### SOURCE EXTRACT:
>>>>>
By the time he stepped down as CEO of Berkshire Hathaway at the end of 2025, Warren Buffett had built the company into a conglomerate worth more than $1 trillion and amassed a personal net worth of about $150 billion, according to the Bloomberg Billionaires Index.
It’s a career that scarcely anyone could hope to emulate — though that hasn’t stopped people from asking the Oracle of Omaha for wealth-building advice.
Back in 1999, at Berkshire’s annual meeting, Buffett fielded a question from a shareholder on how to make $30 billion, Buffett’s approximate net worth at the time.
“Start young,” Buffett said, with a chuckle.
“We started building this little snowball on top of a very long hill,” he added. “So we started at a very early age in rolling the snowball down, and of course … the nature of compound interest is that it behaves like a snowball.”
Compounding interest is the phenomenon by which you earn a return on your principal, and then on your principal plus your earnings, and so on and so on, which investing pros often describe as “magic.”
<<<<<
### RECORDS FOR THIS EXERCISE:
>>>>>
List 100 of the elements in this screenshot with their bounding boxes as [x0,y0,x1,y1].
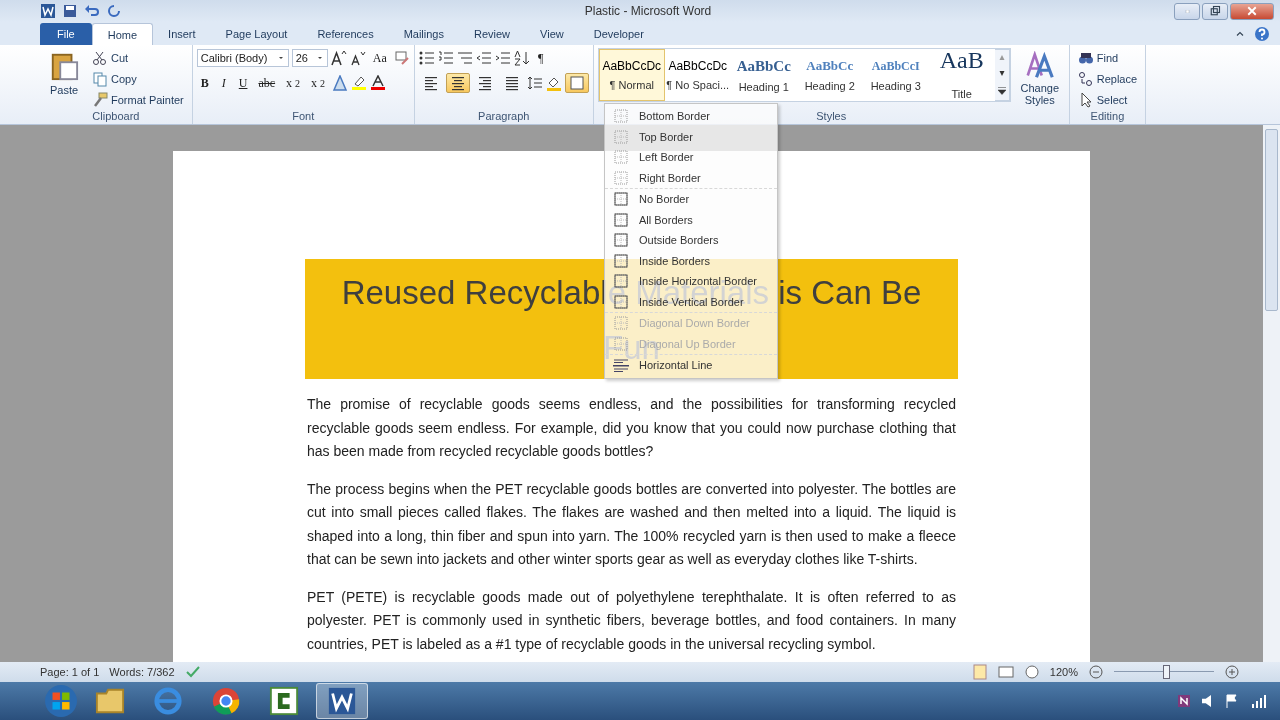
ribbon-tab[interactable]: References [302,23,389,45]
show-marks-button[interactable]: ¶ [532,48,549,68]
align-icon [503,75,520,91]
c-logo-icon [269,686,299,716]
format-button[interactable]: I [215,73,232,93]
document-paragraph: The process begins when the PET recyclable goods bottles are converted into polyester. The bottles are cut into small pieces called flakes. The flakes are washed and then melted into a liquid. The liquid is shaped into a long, thin fiber and spun into yarn. The 100% recycled yarn is then used to make a fleece that can be sewn into jackets and other winter sports gear as well as everyday clothes like T-shirts. [307,479,956,569]
border-icon [568,75,585,91]
ribbon-tab[interactable]: Review [459,23,526,45]
editing-button[interactable]: Replace [1073,69,1142,89]
clipboard-button[interactable]: Format Painter [88,90,188,110]
menu-item[interactable]: Right Border [605,167,777,188]
change-case-button[interactable]: Aa [368,48,391,68]
border-icon [613,191,629,208]
flag-icon [1224,693,1240,709]
web-layout-icon [1023,664,1040,680]
ribbon-tab[interactable]: Mailings [388,23,459,45]
font-name-field[interactable]: Calibri (Body) [196,49,289,67]
multilevel-list-icon [456,50,473,66]
network-icon [1250,693,1266,709]
group-label: Clipboard [92,110,140,124]
close-button[interactable] [1230,2,1274,20]
zoom-level: 120% [1049,666,1078,678]
ribbon-tab[interactable]: Home [91,23,154,45]
menu-item[interactable]: Horizontal Line [605,355,777,376]
highlight-icon [351,75,368,91]
zoom-out-icon [1088,664,1104,680]
zoom-slider-thumb[interactable] [1163,665,1170,679]
redo-icon [106,3,122,19]
document-paragraph: The promise of recyclable goods seems endless, and the possibilities for transforming recycled recyclable goods seem endless. For example, did you know that you could now purchase clothing that has been made from recycled recyclable goods bottles? [307,395,956,461]
proofing-icon [184,664,201,680]
menu-item[interactable]: Top Border [605,126,777,147]
border-icon [613,211,629,228]
style-gallery-item[interactable]: AaBbCcI Heading 3 [862,49,929,101]
format-button[interactable]: U [234,73,252,93]
change-styles-icon [1025,51,1054,79]
scroll-down-icon [997,71,1006,76]
text-effects-icon [332,75,349,91]
menu-item[interactable]: Outside Borders [605,230,777,251]
replace-icon [1077,71,1094,87]
group-label: Font [292,110,315,124]
paste-button[interactable]: Paste [44,48,84,110]
change-styles-button[interactable]: Change Styles [1014,48,1065,110]
brush-icon [92,92,108,108]
ribbon-tab[interactable]: Page Layout [210,23,303,45]
menu-item[interactable]: Left Border [605,147,777,168]
binoculars-icon [1077,50,1094,66]
menu-item[interactable]: Bottom Border [605,106,777,127]
start-orb-icon [44,684,78,718]
word-logo-icon [40,3,56,19]
undo-icon [84,3,100,19]
ribbon-tab[interactable]: View [525,23,579,45]
border-icon [613,232,629,249]
vertical-scrollbar[interactable] [1263,125,1280,662]
border-icon [613,252,629,269]
menu-item[interactable]: All Borders [605,209,777,230]
scissors-icon [92,50,108,66]
format-button[interactable]: B [196,73,213,93]
word-logo-icon [327,686,357,716]
ribbon-tab[interactable]: File [40,23,92,45]
border-icon [613,169,629,186]
save-icon [62,3,78,19]
decrease-indent-icon [475,50,492,66]
shrink-font-icon [349,50,366,66]
style-gallery-item[interactable]: AaBbCc Heading 2 [796,49,863,101]
print-layout-icon [971,664,988,680]
clipboard-button[interactable]: Cut [88,48,188,68]
align-icon [422,75,439,91]
group-label: Editing [1090,110,1125,124]
taskbar-app[interactable] [316,683,368,719]
numbering-icon [437,50,454,66]
more-icon [997,86,1006,95]
style-gallery-item[interactable]: AaB Title [928,49,995,101]
clipboard-button[interactable]: Copy [88,69,188,89]
speaker-icon [1202,693,1214,709]
shading-icon [545,75,562,91]
editing-button[interactable]: Select [1073,90,1142,110]
style-gallery-item[interactable]: AaBbCc Heading 1 [730,49,797,101]
borders-button[interactable] [564,73,589,93]
grow-font-icon [330,50,347,66]
style-gallery-item[interactable]: AaBbCcDc ¶ No Spaci... [664,49,731,101]
align-icon [476,75,493,91]
browser-icon [153,686,183,716]
style-gallery-item[interactable]: AaBbCcDc ¶ Normal [598,49,665,101]
border-icon [613,315,629,332]
reading-layout-icon [997,664,1014,680]
border-icon [613,149,629,166]
ribbon-tab[interactable]: Insert [153,23,211,45]
bullets-icon [418,50,435,66]
font-size-field[interactable]: 26 [291,49,328,67]
chrome-icon [211,686,241,716]
format-button[interactable]: abc [254,73,280,93]
close-icon [1246,5,1258,17]
folder-icon [95,686,125,716]
editing-button[interactable]: Find [1073,48,1142,68]
maximize-button[interactable] [1202,2,1228,20]
increase-indent-icon [494,50,511,66]
menu-item[interactable]: No Border [605,189,777,210]
align-button[interactable] [445,73,470,93]
sort-icon [513,50,530,66]
ribbon-tab[interactable]: Developer [578,23,659,45]
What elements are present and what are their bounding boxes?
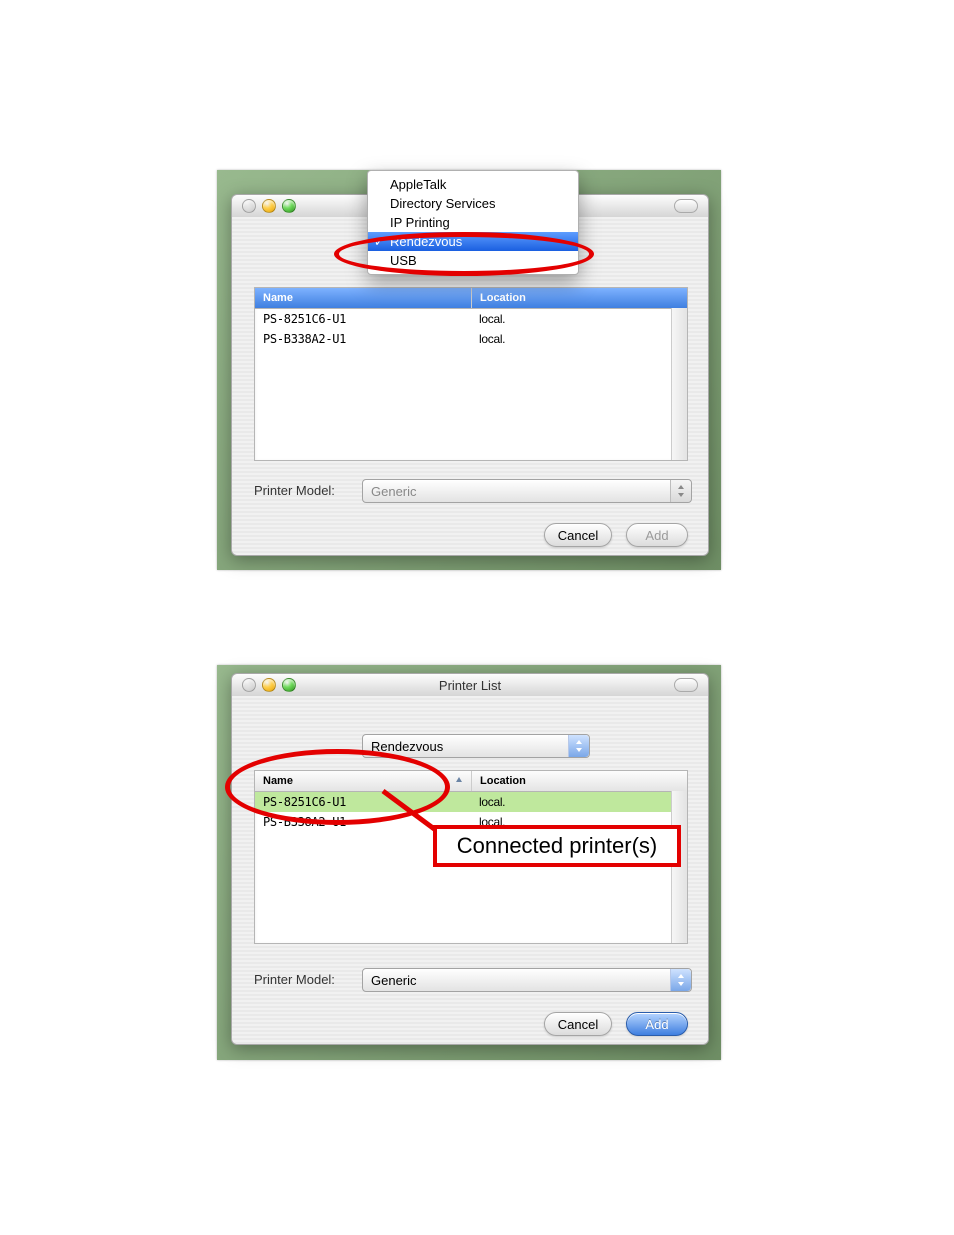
<<<<<
### TO BE DONE:
A: Copy the stretch of the Warren Buffett text from "It’s a career" through "at the time." word for word.
B: Reproduce the stretch of the rows from the line containing "ribbon-tab[interactable]: References [302,23,389,45]" through the line containing "format-button[interactable]: I [215,73,232,93]", with both of those lines included.

### RESPONSES PER TASK:
A:
It’s a career that scarcely anyone could hope to emulate — though that hasn’t stopped people from asking the Oracle of Omaha for wealth-building advice.
Back in 1999, at Berkshire’s annual meeting, Buffett fielded a question from a shareholder on how to make $30 billion, Buffett’s approximate net worth at the time.

B:
ribbon-tab[interactable]: References [302,23,389,45]
show-marks-button[interactable]: ¶ [532,48,549,68]
align-icon [503,75,520,91]
c-logo-icon [269,686,299,716]
format-button[interactable]: I [215,73,232,93]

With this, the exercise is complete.